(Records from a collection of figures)
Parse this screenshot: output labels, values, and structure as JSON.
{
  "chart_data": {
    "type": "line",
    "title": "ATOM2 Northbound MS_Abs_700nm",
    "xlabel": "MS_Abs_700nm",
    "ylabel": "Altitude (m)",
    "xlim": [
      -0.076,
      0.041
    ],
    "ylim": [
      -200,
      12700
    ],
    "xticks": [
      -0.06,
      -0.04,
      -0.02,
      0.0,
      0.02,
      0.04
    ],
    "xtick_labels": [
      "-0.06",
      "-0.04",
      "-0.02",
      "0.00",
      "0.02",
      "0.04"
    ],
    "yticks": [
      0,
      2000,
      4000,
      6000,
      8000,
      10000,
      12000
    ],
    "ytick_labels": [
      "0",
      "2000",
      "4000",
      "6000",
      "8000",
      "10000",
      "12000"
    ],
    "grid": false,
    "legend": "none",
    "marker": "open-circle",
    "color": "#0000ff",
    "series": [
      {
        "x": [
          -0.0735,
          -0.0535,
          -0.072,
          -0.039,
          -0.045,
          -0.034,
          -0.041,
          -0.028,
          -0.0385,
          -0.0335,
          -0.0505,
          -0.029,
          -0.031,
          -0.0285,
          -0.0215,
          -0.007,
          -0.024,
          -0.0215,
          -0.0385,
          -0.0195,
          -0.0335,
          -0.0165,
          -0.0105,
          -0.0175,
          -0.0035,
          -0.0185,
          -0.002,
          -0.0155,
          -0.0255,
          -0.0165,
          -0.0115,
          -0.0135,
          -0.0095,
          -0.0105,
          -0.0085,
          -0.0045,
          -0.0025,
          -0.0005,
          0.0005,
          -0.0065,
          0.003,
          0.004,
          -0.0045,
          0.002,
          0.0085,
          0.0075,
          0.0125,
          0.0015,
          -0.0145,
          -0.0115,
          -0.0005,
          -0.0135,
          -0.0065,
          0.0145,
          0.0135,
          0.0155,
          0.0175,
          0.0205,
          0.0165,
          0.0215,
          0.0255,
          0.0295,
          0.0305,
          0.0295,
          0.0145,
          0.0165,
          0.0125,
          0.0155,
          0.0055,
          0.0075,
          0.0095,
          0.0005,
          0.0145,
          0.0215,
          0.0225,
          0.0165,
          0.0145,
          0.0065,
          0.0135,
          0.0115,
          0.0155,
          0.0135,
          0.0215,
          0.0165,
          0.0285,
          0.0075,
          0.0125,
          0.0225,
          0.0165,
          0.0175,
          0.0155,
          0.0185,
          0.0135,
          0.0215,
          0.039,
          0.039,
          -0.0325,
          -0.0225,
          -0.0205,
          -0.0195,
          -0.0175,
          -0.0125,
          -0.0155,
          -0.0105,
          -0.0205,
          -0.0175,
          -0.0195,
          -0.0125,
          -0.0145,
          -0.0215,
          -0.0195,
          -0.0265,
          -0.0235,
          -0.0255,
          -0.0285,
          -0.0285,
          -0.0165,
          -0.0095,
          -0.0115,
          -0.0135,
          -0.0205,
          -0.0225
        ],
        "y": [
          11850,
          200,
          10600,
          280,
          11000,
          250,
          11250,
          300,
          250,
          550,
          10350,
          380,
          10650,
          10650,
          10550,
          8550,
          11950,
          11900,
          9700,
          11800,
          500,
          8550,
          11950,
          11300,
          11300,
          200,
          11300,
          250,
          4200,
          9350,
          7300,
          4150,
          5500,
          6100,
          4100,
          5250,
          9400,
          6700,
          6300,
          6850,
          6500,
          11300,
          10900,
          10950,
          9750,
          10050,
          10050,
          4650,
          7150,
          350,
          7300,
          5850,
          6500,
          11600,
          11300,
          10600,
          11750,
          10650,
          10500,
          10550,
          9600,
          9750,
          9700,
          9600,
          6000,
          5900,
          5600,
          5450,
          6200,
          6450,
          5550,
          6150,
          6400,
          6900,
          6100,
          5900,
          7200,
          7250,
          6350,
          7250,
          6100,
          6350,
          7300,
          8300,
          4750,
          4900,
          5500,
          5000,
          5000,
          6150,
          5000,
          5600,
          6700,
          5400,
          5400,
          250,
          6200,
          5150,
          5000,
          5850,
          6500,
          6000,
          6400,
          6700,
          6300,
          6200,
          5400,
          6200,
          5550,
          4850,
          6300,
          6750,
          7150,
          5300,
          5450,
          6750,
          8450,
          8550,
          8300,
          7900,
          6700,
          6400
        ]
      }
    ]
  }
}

● **Exercise description**: Each entry above is to be set down again in exactly the same words.

● **Completed task**:
Parse this screenshot: output labels, values, and structure as JSON.
{
  "chart_data": {
    "type": "line",
    "title": "ATOM2 Northbound MS_Abs_700nm",
    "xlabel": "MS_Abs_700nm",
    "ylabel": "Altitude (m)",
    "xlim": [
      -0.076,
      0.041
    ],
    "ylim": [
      -200,
      12700
    ],
    "xticks": [
      -0.06,
      -0.04,
      -0.02,
      0.0,
      0.02,
      0.04
    ],
    "xtick_labels": [
      "-0.06",
      "-0.04",
      "-0.02",
      "0.00",
      "0.02",
      "0.04"
    ],
    "yticks": [
      0,
      2000,
      4000,
      6000,
      8000,
      10000,
      12000
    ],
    "ytick_labels": [
      "0",
      "2000",
      "4000",
      "6000",
      "8000",
      "10000",
      "12000"
    ],
    "grid": false,
    "legend": "none",
    "marker": "open-circle",
    "color": "#0000ff",
    "series": [
      {
        "x": [
          -0.0735,
          -0.0535,
          -0.072,
          -0.039,
          -0.045,
          -0.034,
          -0.041,
          -0.028,
          -0.0385,
          -0.0335,
          -0.0505,
          -0.029,
          -0.031,
          -0.0285,
          -0.0215,
          -0.007,
          -0.024,
          -0.0215,
          -0.0385,
          -0.0195,
          -0.0335,
          -0.0165,
          -0.0105,
          -0.0175,
          -0.0035,
          -0.0185,
          -0.002,
          -0.0155,
          -0.0255,
          -0.0165,
          -0.0115,
          -0.0135,
          -0.0095,
          -0.0105,
          -0.0085,
          -0.0045,
          -0.0025,
          -0.0005,
          0.0005,
          -0.0065,
          0.003,
          0.004,
          -0.0045,
          0.002,
          0.0085,
          0.0075,
          0.0125,
          0.0015,
          -0.0145,
          -0.0115,
          -0.0005,
          -0.0135,
          -0.0065,
          0.0145,
          0.0135,
          0.0155,
          0.0175,
          0.0205,
          0.0165,
          0.0215,
          0.0255,
          0.0295,
          0.0305,
          0.0295,
          0.0145,
          0.0165,
          0.0125,
          0.0155,
          0.0055,
          0.0075,
          0.0095,
          0.0005,
          0.0145,
          0.0215,
          0.0225,
          0.0165,
          0.0145,
          0.0065,
          0.0135,
          0.0115,
          0.0155,
          0.0135,
          0.0215,
          0.0165,
          0.0285,
          0.0075,
          0.0125,
          0.0225,
          0.0165,
          0.0175,
          0.0155,
          0.0185,
          0.0135,
          0.0215,
          0.039,
          0.039,
          -0.0325,
          -0.0225,
          -0.0205,
          -0.0195,
          -0.0175,
          -0.0125,
          -0.0155,
          -0.0105,
          -0.0205,
          -0.0175,
          -0.0195,
          -0.0125,
          -0.0145,
          -0.0215,
          -0.0195,
          -0.0265,
          -0.0235,
          -0.0255,
          -0.0285,
          -0.0285,
          -0.0165,
          -0.0095,
          -0.0115,
          -0.0135,
          -0.0205,
          -0.0225
        ],
        "y": [
          11850,
          200,
          10600,
          280,
          11000,
          250,
          11250,
          300,
          250,
          550,
          10350,
          380,
          10650,
          10650,
          10550,
          8550,
          11950,
          11900,
          9700,
          11800,
          500,
          8550,
          11950,
          11300,
          11300,
          200,
          11300,
          250,
          4200,
          9350,
          7300,
          4150,
          5500,
          6100,
          4100,
          5250,
          9400,
          6700,
          6300,
          6850,
          6500,
          11300,
          10900,
          10950,
          9750,
          10050,
          10050,
          4650,
          7150,
          350,
          7300,
          5850,
          6500,
          11600,
          11300,
          10600,
          11750,
          10650,
          10500,
          10550,
          9600,
          9750,
          9700,
          9600,
          6000,
          5900,
          5600,
          5450,
          6200,
          6450,
          5550,
          6150,
          6400,
          6900,
          6100,
          5900,
          7200,
          7250,
          6350,
          7250,
          6100,
          6350,
          7300,
          8300,
          4750,
          4900,
          5500,
          5000,
          5000,
          6150,
          5000,
          5600,
          6700,
          5400,
          5400,
          250,
          6200,
          5150,
          5000,
          5850,
          6500,
          6000,
          6400,
          6700,
          6300,
          6200,
          5400,
          6200,
          5550,
          4850,
          6300,
          6750,
          7150,
          5300,
          5450,
          6750,
          8450,
          8550,
          8300,
          7900,
          6700,
          6400
        ]
      }
    ]
  }
}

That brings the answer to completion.